-- START OF DATA IN THIS EXERCISE --
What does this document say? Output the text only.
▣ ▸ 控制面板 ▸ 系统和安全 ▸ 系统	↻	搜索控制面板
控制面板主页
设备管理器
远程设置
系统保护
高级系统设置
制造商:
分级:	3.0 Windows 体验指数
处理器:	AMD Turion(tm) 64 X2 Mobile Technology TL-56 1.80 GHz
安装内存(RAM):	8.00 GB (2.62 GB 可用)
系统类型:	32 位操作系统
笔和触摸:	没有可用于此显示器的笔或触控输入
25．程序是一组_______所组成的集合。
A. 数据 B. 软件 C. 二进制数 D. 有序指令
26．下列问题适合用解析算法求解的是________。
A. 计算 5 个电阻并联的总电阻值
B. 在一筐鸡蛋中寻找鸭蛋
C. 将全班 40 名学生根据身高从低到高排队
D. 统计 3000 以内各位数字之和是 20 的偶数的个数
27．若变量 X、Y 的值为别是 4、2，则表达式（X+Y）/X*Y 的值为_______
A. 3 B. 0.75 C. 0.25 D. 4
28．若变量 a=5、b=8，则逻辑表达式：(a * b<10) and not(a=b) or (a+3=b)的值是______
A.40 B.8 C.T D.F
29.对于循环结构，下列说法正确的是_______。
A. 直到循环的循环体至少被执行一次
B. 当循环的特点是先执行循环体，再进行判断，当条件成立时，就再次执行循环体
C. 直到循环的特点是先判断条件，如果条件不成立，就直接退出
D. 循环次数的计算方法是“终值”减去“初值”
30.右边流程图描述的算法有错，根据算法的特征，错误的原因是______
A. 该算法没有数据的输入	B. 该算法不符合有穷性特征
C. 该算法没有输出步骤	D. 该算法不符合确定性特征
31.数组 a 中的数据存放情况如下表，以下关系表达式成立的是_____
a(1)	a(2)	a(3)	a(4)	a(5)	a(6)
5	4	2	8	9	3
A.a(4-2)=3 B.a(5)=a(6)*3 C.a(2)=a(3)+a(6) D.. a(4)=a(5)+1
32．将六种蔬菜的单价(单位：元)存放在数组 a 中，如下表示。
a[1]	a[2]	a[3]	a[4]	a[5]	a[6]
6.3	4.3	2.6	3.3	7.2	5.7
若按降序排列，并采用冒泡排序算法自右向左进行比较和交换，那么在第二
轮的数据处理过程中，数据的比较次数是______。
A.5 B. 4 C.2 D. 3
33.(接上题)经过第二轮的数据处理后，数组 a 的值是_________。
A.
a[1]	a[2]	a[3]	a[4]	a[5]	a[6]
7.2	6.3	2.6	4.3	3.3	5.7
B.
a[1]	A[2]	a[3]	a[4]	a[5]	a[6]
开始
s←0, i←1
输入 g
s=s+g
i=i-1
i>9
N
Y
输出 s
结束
-- END OF DATA IN THIS EXERCISE --
Restate all of the entries above precisely.

What does this document say? Output the text only.
▣ ▸ 控制面板 ▸ 系统和安全 ▸ 系统	↻	搜索控制面板
控制面板主页
设备管理器
远程设置
系统保护
高级系统设置
制造商:
分级:	3.0 Windows 体验指数
处理器:	AMD Turion(tm) 64 X2 Mobile Technology TL-56 1.80 GHz
安装内存(RAM):	8.00 GB (2.62 GB 可用)
系统类型:	32 位操作系统
笔和触摸:	没有可用于此显示器的笔或触控输入
25．程序是一组_______所组成的集合。
A. 数据 B. 软件 C. 二进制数 D. 有序指令
26．下列问题适合用解析算法求解的是________。
A. 计算 5 个电阻并联的总电阻值
B. 在一筐鸡蛋中寻找鸭蛋
C. 将全班 40 名学生根据身高从低到高排队
D. 统计 3000 以内各位数字之和是 20 的偶数的个数
27．若变量 X、Y 的值为别是 4、2，则表达式（X+Y）/X*Y 的值为_______
A. 3 B. 0.75 C. 0.25 D. 4
28．若变量 a=5、b=8，则逻辑表达式：(a * b<10) and not(a=b) or (a+3=b)的值是______
A.40 B.8 C.T D.F
29.对于循环结构，下列说法正确的是_______。
A. 直到循环的循环体至少被执行一次
B. 当循环的特点是先执行循环体，再进行判断，当条件成立时，就再次执行循环体
C. 直到循环的特点是先判断条件，如果条件不成立，就直接退出
D. 循环次数的计算方法是“终值”减去“初值”
30.右边流程图描述的算法有错，根据算法的特征，错误的原因是______
A. 该算法没有数据的输入	B. 该算法不符合有穷性特征
C. 该算法没有输出步骤	D. 该算法不符合确定性特征
31.数组 a 中的数据存放情况如下表，以下关系表达式成立的是_____
a(1)	a(2)	a(3)	a(4)	a(5)	a(6)
5	4	2	8	9	3
A.a(4-2)=3 B.a(5)=a(6)*3 C.a(2)=a(3)+a(6) D.. a(4)=a(5)+1
32．将六种蔬菜的单价(单位：元)存放在数组 a 中，如下表示。
a[1]	a[2]	a[3]	a[4]	a[5]	a[6]
6.3	4.3	2.6	3.3	7.2	5.7
若按降序排列，并采用冒泡排序算法自右向左进行比较和交换，那么在第二
轮的数据处理过程中，数据的比较次数是______。
A.5 B. 4 C.2 D. 3
33.(接上题)经过第二轮的数据处理后，数组 a 的值是_________。
A.
a[1]	a[2]	a[3]	a[4]	a[5]	a[6]
7.2	6.3	2.6	4.3	3.3	5.7
B.
a[1]	A[2]	a[3]	a[4]	a[5]	a[6]
开始
s←0, i←1
输入 g
s=s+g
i=i-1
i>9
N
Y
输出 s
结束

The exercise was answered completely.